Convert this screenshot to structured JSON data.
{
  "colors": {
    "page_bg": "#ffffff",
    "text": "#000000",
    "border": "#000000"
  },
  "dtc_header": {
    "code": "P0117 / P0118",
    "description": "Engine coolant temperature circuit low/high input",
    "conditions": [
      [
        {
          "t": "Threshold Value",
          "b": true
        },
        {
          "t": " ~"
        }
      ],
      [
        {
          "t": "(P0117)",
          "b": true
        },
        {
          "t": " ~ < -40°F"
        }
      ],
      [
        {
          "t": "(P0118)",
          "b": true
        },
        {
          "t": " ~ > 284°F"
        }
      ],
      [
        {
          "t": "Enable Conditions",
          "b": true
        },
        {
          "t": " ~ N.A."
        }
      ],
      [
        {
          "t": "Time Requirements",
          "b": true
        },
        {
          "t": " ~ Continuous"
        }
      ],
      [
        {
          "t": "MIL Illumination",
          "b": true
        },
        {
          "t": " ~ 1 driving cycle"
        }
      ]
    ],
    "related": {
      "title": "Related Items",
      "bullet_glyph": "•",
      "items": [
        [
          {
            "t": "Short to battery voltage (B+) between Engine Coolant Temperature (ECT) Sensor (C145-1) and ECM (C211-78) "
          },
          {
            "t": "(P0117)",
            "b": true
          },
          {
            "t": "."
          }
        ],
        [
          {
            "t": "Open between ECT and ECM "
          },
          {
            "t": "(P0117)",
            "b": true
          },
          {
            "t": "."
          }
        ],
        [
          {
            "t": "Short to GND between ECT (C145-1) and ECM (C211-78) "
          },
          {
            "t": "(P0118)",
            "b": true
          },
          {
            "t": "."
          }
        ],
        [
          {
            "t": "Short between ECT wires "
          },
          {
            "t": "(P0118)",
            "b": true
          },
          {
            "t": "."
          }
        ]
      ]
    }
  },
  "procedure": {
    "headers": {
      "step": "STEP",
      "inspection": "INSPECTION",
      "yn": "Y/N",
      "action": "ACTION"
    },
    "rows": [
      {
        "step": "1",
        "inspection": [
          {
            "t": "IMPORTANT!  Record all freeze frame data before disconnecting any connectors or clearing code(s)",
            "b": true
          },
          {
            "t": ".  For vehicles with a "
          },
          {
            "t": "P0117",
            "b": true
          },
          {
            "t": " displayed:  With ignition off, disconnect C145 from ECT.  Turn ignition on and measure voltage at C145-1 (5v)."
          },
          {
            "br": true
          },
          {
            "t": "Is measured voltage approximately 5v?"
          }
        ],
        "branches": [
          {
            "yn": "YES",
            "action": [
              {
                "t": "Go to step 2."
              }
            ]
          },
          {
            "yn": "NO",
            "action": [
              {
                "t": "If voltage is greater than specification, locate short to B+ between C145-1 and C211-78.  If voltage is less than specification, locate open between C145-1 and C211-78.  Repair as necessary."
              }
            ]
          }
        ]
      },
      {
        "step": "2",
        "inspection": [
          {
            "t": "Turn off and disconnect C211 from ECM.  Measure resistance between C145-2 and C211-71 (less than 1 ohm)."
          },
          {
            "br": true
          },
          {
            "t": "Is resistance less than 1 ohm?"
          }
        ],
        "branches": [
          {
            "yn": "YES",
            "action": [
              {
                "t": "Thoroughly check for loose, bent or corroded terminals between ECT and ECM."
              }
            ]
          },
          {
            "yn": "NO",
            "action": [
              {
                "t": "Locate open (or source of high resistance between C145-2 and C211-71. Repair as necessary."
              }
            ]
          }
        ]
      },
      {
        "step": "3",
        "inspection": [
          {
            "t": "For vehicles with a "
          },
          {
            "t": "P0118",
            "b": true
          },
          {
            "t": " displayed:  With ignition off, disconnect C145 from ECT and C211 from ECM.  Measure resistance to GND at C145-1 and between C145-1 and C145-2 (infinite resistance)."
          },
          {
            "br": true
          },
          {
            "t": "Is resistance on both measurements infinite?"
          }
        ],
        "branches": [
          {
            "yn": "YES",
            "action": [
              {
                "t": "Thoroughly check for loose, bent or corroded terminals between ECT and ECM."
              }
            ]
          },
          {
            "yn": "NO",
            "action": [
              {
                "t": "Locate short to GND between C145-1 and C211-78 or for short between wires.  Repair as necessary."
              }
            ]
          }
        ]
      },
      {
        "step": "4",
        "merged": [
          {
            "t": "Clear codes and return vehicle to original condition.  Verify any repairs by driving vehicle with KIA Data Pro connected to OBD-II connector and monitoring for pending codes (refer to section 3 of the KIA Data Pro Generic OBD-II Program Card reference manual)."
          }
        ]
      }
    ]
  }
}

- - - -

Objective:
Every entry should be output exactly as written, please.

Exercise solution:
Convert this screenshot to structured JSON data.
{
  "colors": {
    "page_bg": "#ffffff",
    "text": "#000000",
    "border": "#000000"
  },
  "dtc_header": {
    "code": "P0117 / P0118",
    "description": "Engine coolant temperature circuit low/high input",
    "conditions": [
      [
        {
          "t": "Threshold Value",
          "b": true
        },
        {
          "t": " ~"
        }
      ],
      [
        {
          "t": "(P0117)",
          "b": true
        },
        {
          "t": " ~ < -40°F"
        }
      ],
      [
        {
          "t": "(P0118)",
          "b": true
        },
        {
          "t": " ~ > 284°F"
        }
      ],
      [
        {
          "t": "Enable Conditions",
          "b": true
        },
        {
          "t": " ~ N.A."
        }
      ],
      [
        {
          "t": "Time Requirements",
          "b": true
        },
        {
          "t": " ~ Continuous"
        }
      ],
      [
        {
          "t": "MIL Illumination",
          "b": true
        },
        {
          "t": " ~ 1 driving cycle"
        }
      ]
    ],
    "related": {
      "title": "Related Items",
      "bullet_glyph": "•",
      "items": [
        [
          {
            "t": "Short to battery voltage (B+) between Engine Coolant Temperature (ECT) Sensor (C145-1) and ECM (C211-78) "
          },
          {
            "t": "(P0117)",
            "b": true
          },
          {
            "t": "."
          }
        ],
        [
          {
            "t": "Open between ECT and ECM "
          },
          {
            "t": "(P0117)",
            "b": true
          },
          {
            "t": "."
          }
        ],
        [
          {
            "t": "Short to GND between ECT (C145-1) and ECM (C211-78) "
          },
          {
            "t": "(P0118)",
            "b": true
          },
          {
            "t": "."
          }
        ],
        [
          {
            "t": "Short between ECT wires "
          },
          {
            "t": "(P0118)",
            "b": true
          },
          {
            "t": "."
          }
        ]
      ]
    }
  },
  "procedure": {
    "headers": {
      "step": "STEP",
      "inspection": "INSPECTION",
      "yn": "Y/N",
      "action": "ACTION"
    },
    "rows": [
      {
        "step": "1",
        "inspection": [
          {
            "t": "IMPORTANT!  Record all freeze frame data before disconnecting any connectors or clearing code(s)",
            "b": true
          },
          {
            "t": ".  For vehicles with a "
          },
          {
            "t": "P0117",
            "b": true
          },
          {
            "t": " displayed:  With ignition off, disconnect C145 from ECT.  Turn ignition on and measure voltage at C145-1 (5v)."
          },
          {
            "br": true
          },
          {
            "t": "Is measured voltage approximately 5v?"
          }
        ],
        "branches": [
          {
            "yn": "YES",
            "action": [
              {
                "t": "Go to step 2."
              }
            ]
          },
          {
            "yn": "NO",
            "action": [
              {
                "t": "If voltage is greater than specification, locate short to B+ between C145-1 and C211-78.  If voltage is less than specification, locate open between C145-1 and C211-78.  Repair as necessary."
              }
            ]
          }
        ]
      },
      {
        "step": "2",
        "inspection": [
          {
            "t": "Turn off and disconnect C211 from ECM.  Measure resistance between C145-2 and C211-71 (less than 1 ohm)."
          },
          {
            "br": true
          },
          {
            "t": "Is resistance less than 1 ohm?"
          }
        ],
        "branches": [
          {
            "yn": "YES",
            "action": [
              {
                "t": "Thoroughly check for loose, bent or corroded terminals between ECT and ECM."
              }
            ]
          },
          {
            "yn": "NO",
            "action": [
              {
                "t": "Locate open (or source of high resistance between C145-2 and C211-71. Repair as necessary."
              }
            ]
          }
        ]
      },
      {
        "step": "3",
        "inspection": [
          {
            "t": "For vehicles with a "
          },
          {
            "t": "P0118",
            "b": true
          },
          {
            "t": " displayed:  With ignition off, disconnect C145 from ECT and C211 from ECM.  Measure resistance to GND at C145-1 and between C145-1 and C145-2 (infinite resistance)."
          },
          {
            "br": true
          },
          {
            "t": "Is resistance on both measurements infinite?"
          }
        ],
        "branches": [
          {
            "yn": "YES",
            "action": [
              {
                "t": "Thoroughly check for loose, bent or corroded terminals between ECT and ECM."
              }
            ]
          },
          {
            "yn": "NO",
            "action": [
              {
                "t": "Locate short to GND between C145-1 and C211-78 or for short between wires.  Repair as necessary."
              }
            ]
          }
        ]
      },
      {
        "step": "4",
        "merged": [
          {
            "t": "Clear codes and return vehicle to original condition.  Verify any repairs by driving vehicle with KIA Data Pro connected to OBD-II connector and monitoring for pending codes (refer to section 3 of the KIA Data Pro Generic OBD-II Program Card reference manual)."
          }
        ]
      }
    ]
  }
}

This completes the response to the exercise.